::: EXERCISE MATERIALS :::
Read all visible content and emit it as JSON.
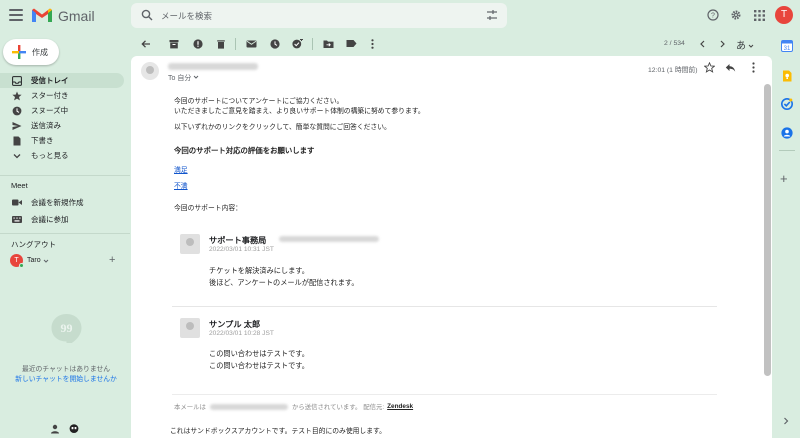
{
  "app": {
    "brand": "Gmail",
    "user_initial": "T"
  },
  "search": {
    "placeholder": "メールを検索"
  },
  "compose": {
    "label": "作成"
  },
  "nav": {
    "items": [
      {
        "label": "受信トレイ",
        "icon": "inbox-icon",
        "active": true
      },
      {
        "label": "スター付き",
        "icon": "star-icon"
      },
      {
        "label": "スヌーズ中",
        "icon": "clock-icon"
      },
      {
        "label": "送信済み",
        "icon": "send-icon"
      },
      {
        "label": "下書き",
        "icon": "draft-icon"
      },
      {
        "label": "もっと見る",
        "icon": "chevron-down-icon"
      }
    ]
  },
  "meet": {
    "title": "Meet",
    "new_meeting": "会議を新規作成",
    "join_meeting": "会議に参加"
  },
  "hangouts": {
    "title": "ハングアウト",
    "user": "Taro",
    "no_chat": "最近のチャットはありません",
    "start_chat": "新しいチャットを開始しませんか"
  },
  "toolbar": {
    "pager": "2 / 534",
    "input_tool": "あ"
  },
  "email": {
    "to_label": "To 自分",
    "timestamp": "12:01 (1 時間前)",
    "para1_line1": "今回のサポートについてアンケートにご協力ください。",
    "para1_line2": "いただきましたご意見を踏まえ、より良いサポート体制の構築に努めて参ります。",
    "para2": "以下いずれかのリンクをクリックして、簡単な質問にご回答ください。",
    "heading": "今回のサポート対応の評価をお願いします",
    "link_good": "満足",
    "link_bad": "不満",
    "support_label": "今回のサポート内容：",
    "messages": [
      {
        "name": "サポート事務局",
        "date": "2022/03/01 10:31 JST",
        "line1": "チケットを解決済みにします。",
        "line2": "後ほど、アンケートのメールが配信されます。"
      },
      {
        "name": "サンプル 太郎",
        "date": "2022/03/01 10:28 JST",
        "line1": "この問い合わせはテストです。",
        "line2": "この問い合わせはテストです。"
      }
    ],
    "footer_prefix": "本メールは",
    "footer_mid": "から送信されています。 配信元:",
    "footer_link": "Zendesk",
    "sandbox": "これはサンドボックスアカウントです。テスト目的にのみ使用します。"
  },
  "colors": {
    "bg": "#d9ede0",
    "accent_red": "#e8453c",
    "link": "#1155cc"
  }
}
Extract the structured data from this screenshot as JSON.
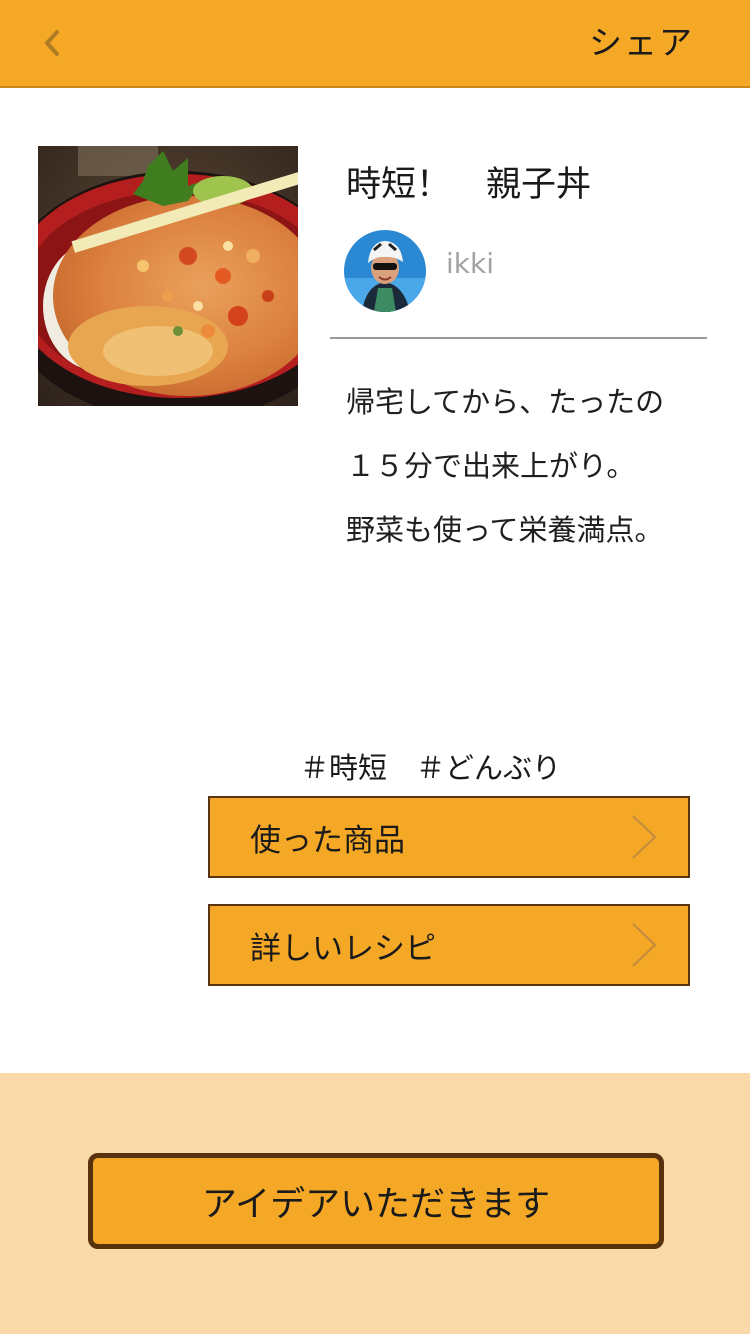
:::
■ TO BE DONE: Reproduce every entry word for word, but omit the pictures.

■ ANSWER FOR THIS EXERCISE:
Read all visible content and emit it as JSON.
{
  "app": {
    "brand": "Gmail",
    "user_initial": "T"
  },
  "search": {
    "placeholder": "メールを検索"
  },
  "compose": {
    "label": "作成"
  },
  "nav": {
    "items": [
      {
        "label": "受信トレイ",
        "icon": "inbox-icon",
        "active": true
      },
      {
        "label": "スター付き",
        "icon": "star-icon"
      },
      {
        "label": "スヌーズ中",
        "icon": "clock-icon"
      },
      {
        "label": "送信済み",
        "icon": "send-icon"
      },
      {
        "label": "下書き",
        "icon": "draft-icon"
      },
      {
        "label": "もっと見る",
        "icon": "chevron-down-icon"
      }
    ]
  },
  "meet": {
    "title": "Meet",
    "new_meeting": "会議を新規作成",
    "join_meeting": "会議に参加"
  },
  "hangouts": {
    "title": "ハングアウト",
    "user": "Taro",
    "no_chat": "最近のチャットはありません",
    "start_chat": "新しいチャットを開始しませんか"
  },
  "toolbar": {
    "pager": "2 / 534",
    "input_tool": "あ"
  },
  "email": {
    "to_label": "To 自分",
    "timestamp": "12:01 (1 時間前)",
    "para1_line1": "今回のサポートについてアンケートにご協力ください。",
    "para1_line2": "いただきましたご意見を踏まえ、より良いサポート体制の構築に努めて参ります。",
    "para2": "以下いずれかのリンクをクリックして、簡単な質問にご回答ください。",
    "heading": "今回のサポート対応の評価をお願いします",
    "link_good": "満足",
    "link_bad": "不満",
    "support_label": "今回のサポート内容：",
    "messages": [
      {
        "name": "サポート事務局",
        "date": "2022/03/01 10:31 JST",
        "line1": "チケットを解決済みにします。",
        "line2": "後ほど、アンケートのメールが配信されます。"
      },
      {
        "name": "サンプル 太郎",
        "date": "2022/03/01 10:28 JST",
        "line1": "この問い合わせはテストです。",
        "line2": "この問い合わせはテストです。"
      }
    ],
    "footer_prefix": "本メールは",
    "footer_mid": "から送信されています。 配信元:",
    "footer_link": "Zendesk",
    "sandbox": "これはサンドボックスアカウントです。テスト目的にのみ使用します。"
  },
  "colors": {
    "bg": "#d9ede0",
    "accent_red": "#e8453c",
    "link": "#1155cc"
  }
}
Extract the structured data from this screenshot as JSON.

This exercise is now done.